Task to complete: Reproduce the listing below line for line, with no changes, from the first line to the last.
════════════════════
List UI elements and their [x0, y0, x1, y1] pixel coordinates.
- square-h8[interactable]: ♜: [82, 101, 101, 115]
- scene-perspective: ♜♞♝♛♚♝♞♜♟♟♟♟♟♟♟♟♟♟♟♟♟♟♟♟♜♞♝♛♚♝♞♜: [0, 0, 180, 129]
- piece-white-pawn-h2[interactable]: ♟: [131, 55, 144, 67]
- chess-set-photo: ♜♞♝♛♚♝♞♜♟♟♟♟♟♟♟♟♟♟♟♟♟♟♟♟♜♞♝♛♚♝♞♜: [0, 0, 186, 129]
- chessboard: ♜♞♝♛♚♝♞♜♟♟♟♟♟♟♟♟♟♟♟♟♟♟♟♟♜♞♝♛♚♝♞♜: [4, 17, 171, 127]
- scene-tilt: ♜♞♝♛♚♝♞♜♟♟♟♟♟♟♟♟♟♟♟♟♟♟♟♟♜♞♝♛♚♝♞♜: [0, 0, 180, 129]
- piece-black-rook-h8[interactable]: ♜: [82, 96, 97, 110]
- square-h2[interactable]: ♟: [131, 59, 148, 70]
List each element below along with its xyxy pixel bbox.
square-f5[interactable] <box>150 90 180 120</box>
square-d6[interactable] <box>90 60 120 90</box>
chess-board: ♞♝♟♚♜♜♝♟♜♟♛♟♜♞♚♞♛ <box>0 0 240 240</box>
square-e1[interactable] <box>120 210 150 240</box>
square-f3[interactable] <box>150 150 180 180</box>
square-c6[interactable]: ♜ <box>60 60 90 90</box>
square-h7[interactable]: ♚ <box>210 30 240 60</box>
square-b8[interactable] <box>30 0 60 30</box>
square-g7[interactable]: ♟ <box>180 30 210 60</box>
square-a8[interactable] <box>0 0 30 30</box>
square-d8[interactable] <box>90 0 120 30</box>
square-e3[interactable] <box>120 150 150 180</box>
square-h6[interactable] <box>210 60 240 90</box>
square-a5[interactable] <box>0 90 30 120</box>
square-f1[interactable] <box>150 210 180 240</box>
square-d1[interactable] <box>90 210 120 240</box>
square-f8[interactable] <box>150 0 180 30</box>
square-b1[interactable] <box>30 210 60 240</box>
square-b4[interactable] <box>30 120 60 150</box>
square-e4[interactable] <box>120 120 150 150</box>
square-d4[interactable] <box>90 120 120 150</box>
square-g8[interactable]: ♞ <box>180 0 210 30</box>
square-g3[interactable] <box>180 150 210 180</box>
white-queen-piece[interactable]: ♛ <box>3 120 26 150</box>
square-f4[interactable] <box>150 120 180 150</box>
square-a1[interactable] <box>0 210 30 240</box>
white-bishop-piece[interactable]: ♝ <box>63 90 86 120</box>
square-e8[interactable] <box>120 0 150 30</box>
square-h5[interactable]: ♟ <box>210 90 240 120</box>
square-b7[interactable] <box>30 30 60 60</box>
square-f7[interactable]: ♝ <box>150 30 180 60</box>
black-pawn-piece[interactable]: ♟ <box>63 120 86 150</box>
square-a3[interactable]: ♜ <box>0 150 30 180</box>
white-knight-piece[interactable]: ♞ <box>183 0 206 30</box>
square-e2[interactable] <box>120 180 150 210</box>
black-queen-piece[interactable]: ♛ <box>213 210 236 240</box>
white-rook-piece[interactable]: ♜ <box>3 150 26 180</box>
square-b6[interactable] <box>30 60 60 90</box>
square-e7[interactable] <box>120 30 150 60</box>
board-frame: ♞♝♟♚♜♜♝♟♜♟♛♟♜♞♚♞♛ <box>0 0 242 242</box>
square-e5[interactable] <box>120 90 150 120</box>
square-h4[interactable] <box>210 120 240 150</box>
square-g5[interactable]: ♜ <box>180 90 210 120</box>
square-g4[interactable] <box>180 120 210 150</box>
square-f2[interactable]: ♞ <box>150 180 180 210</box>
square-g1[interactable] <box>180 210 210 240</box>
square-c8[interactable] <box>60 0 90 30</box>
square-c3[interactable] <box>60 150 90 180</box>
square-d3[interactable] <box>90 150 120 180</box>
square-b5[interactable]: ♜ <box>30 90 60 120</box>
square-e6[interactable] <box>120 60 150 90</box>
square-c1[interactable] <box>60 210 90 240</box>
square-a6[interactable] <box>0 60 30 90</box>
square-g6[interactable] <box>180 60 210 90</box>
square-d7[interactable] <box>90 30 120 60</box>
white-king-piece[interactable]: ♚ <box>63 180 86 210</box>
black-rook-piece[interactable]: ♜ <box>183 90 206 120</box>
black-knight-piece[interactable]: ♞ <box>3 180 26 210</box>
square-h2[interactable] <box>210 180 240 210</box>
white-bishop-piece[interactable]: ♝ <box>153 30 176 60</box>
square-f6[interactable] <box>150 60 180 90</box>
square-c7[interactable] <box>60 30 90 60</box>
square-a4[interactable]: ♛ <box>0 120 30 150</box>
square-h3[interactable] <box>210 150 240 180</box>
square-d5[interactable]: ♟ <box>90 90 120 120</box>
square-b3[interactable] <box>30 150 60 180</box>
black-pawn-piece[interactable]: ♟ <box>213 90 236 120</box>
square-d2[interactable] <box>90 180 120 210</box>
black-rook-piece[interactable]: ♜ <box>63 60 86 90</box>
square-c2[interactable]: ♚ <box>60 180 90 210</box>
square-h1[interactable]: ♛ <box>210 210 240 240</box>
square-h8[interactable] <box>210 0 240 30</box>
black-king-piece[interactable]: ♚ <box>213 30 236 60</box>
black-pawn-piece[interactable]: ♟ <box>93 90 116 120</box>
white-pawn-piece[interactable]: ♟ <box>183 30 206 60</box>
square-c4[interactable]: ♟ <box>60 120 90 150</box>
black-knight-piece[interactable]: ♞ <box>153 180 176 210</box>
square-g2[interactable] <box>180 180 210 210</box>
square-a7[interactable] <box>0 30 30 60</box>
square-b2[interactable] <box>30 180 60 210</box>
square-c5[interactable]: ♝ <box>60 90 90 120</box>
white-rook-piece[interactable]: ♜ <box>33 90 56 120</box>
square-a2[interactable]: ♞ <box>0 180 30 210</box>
════════════════════
Finished task:
List UI elements and their [x0, y0, x1, y1] pixel coordinates.
- square-h8[interactable]: ♜: [82, 101, 101, 115]
- scene-perspective: ♜♞♝♛♚♝♞♜♟♟♟♟♟♟♟♟♟♟♟♟♟♟♟♟♜♞♝♛♚♝♞♜: [0, 0, 180, 129]
- piece-white-pawn-h2[interactable]: ♟: [131, 55, 144, 67]
- chess-set-photo: ♜♞♝♛♚♝♞♜♟♟♟♟♟♟♟♟♟♟♟♟♟♟♟♟♜♞♝♛♚♝♞♜: [0, 0, 186, 129]
- chessboard: ♜♞♝♛♚♝♞♜♟♟♟♟♟♟♟♟♟♟♟♟♟♟♟♟♜♞♝♛♚♝♞♜: [4, 17, 171, 127]
- scene-tilt: ♜♞♝♛♚♝♞♜♟♟♟♟♟♟♟♟♟♟♟♟♟♟♟♟♜♞♝♛♚♝♞♜: [0, 0, 180, 129]
- piece-black-rook-h8[interactable]: ♜: [82, 96, 97, 110]
- square-h2[interactable]: ♟: [131, 59, 148, 70]
List each element below along with its xyxy pixel bbox.
square-f5[interactable] <box>150 90 180 120</box>
square-d6[interactable] <box>90 60 120 90</box>
chess-board: ♞♝♟♚♜♜♝♟♜♟♛♟♜♞♚♞♛ <box>0 0 240 240</box>
square-e1[interactable] <box>120 210 150 240</box>
square-f3[interactable] <box>150 150 180 180</box>
square-c6[interactable]: ♜ <box>60 60 90 90</box>
square-h7[interactable]: ♚ <box>210 30 240 60</box>
square-b8[interactable] <box>30 0 60 30</box>
square-g7[interactable]: ♟ <box>180 30 210 60</box>
square-a8[interactable] <box>0 0 30 30</box>
square-d8[interactable] <box>90 0 120 30</box>
square-e3[interactable] <box>120 150 150 180</box>
square-h6[interactable] <box>210 60 240 90</box>
square-a5[interactable] <box>0 90 30 120</box>
square-f1[interactable] <box>150 210 180 240</box>
square-d1[interactable] <box>90 210 120 240</box>
square-f8[interactable] <box>150 0 180 30</box>
square-b1[interactable] <box>30 210 60 240</box>
square-b4[interactable] <box>30 120 60 150</box>
square-e4[interactable] <box>120 120 150 150</box>
square-d4[interactable] <box>90 120 120 150</box>
square-g8[interactable]: ♞ <box>180 0 210 30</box>
square-g3[interactable] <box>180 150 210 180</box>
white-queen-piece[interactable]: ♛ <box>3 120 26 150</box>
square-f4[interactable] <box>150 120 180 150</box>
square-a1[interactable] <box>0 210 30 240</box>
white-bishop-piece[interactable]: ♝ <box>63 90 86 120</box>
square-e8[interactable] <box>120 0 150 30</box>
square-h5[interactable]: ♟ <box>210 90 240 120</box>
square-b7[interactable] <box>30 30 60 60</box>
square-f7[interactable]: ♝ <box>150 30 180 60</box>
black-pawn-piece[interactable]: ♟ <box>63 120 86 150</box>
square-a3[interactable]: ♜ <box>0 150 30 180</box>
white-knight-piece[interactable]: ♞ <box>183 0 206 30</box>
square-e2[interactable] <box>120 180 150 210</box>
black-queen-piece[interactable]: ♛ <box>213 210 236 240</box>
white-rook-piece[interactable]: ♜ <box>3 150 26 180</box>
square-b6[interactable] <box>30 60 60 90</box>
square-e7[interactable] <box>120 30 150 60</box>
board-frame: ♞♝♟♚♜♜♝♟♜♟♛♟♜♞♚♞♛ <box>0 0 242 242</box>
square-e5[interactable] <box>120 90 150 120</box>
square-h4[interactable] <box>210 120 240 150</box>
square-g5[interactable]: ♜ <box>180 90 210 120</box>
square-g4[interactable] <box>180 120 210 150</box>
square-f2[interactable]: ♞ <box>150 180 180 210</box>
square-g1[interactable] <box>180 210 210 240</box>
square-c8[interactable] <box>60 0 90 30</box>
square-c3[interactable] <box>60 150 90 180</box>
square-d3[interactable] <box>90 150 120 180</box>
square-b5[interactable]: ♜ <box>30 90 60 120</box>
square-e6[interactable] <box>120 60 150 90</box>
square-c1[interactable] <box>60 210 90 240</box>
square-a6[interactable] <box>0 60 30 90</box>
square-g6[interactable] <box>180 60 210 90</box>
square-d7[interactable] <box>90 30 120 60</box>
white-king-piece[interactable]: ♚ <box>63 180 86 210</box>
black-rook-piece[interactable]: ♜ <box>183 90 206 120</box>
black-knight-piece[interactable]: ♞ <box>3 180 26 210</box>
square-h2[interactable] <box>210 180 240 210</box>
white-bishop-piece[interactable]: ♝ <box>153 30 176 60</box>
square-f6[interactable] <box>150 60 180 90</box>
square-c7[interactable] <box>60 30 90 60</box>
square-a4[interactable]: ♛ <box>0 120 30 150</box>
square-h3[interactable] <box>210 150 240 180</box>
square-d5[interactable]: ♟ <box>90 90 120 120</box>
square-b3[interactable] <box>30 150 60 180</box>
black-pawn-piece[interactable]: ♟ <box>213 90 236 120</box>
square-d2[interactable] <box>90 180 120 210</box>
black-rook-piece[interactable]: ♜ <box>63 60 86 90</box>
square-c2[interactable]: ♚ <box>60 180 90 210</box>
square-h1[interactable]: ♛ <box>210 210 240 240</box>
square-h8[interactable] <box>210 0 240 30</box>
black-king-piece[interactable]: ♚ <box>213 30 236 60</box>
black-pawn-piece[interactable]: ♟ <box>93 90 116 120</box>
white-pawn-piece[interactable]: ♟ <box>183 30 206 60</box>
square-c4[interactable]: ♟ <box>60 120 90 150</box>
black-knight-piece[interactable]: ♞ <box>153 180 176 210</box>
square-g2[interactable] <box>180 180 210 210</box>
square-a7[interactable] <box>0 30 30 60</box>
square-b2[interactable] <box>30 180 60 210</box>
square-c5[interactable]: ♝ <box>60 90 90 120</box>
white-rook-piece[interactable]: ♜ <box>33 90 56 120</box>
square-a2[interactable]: ♞ <box>0 180 30 210</box>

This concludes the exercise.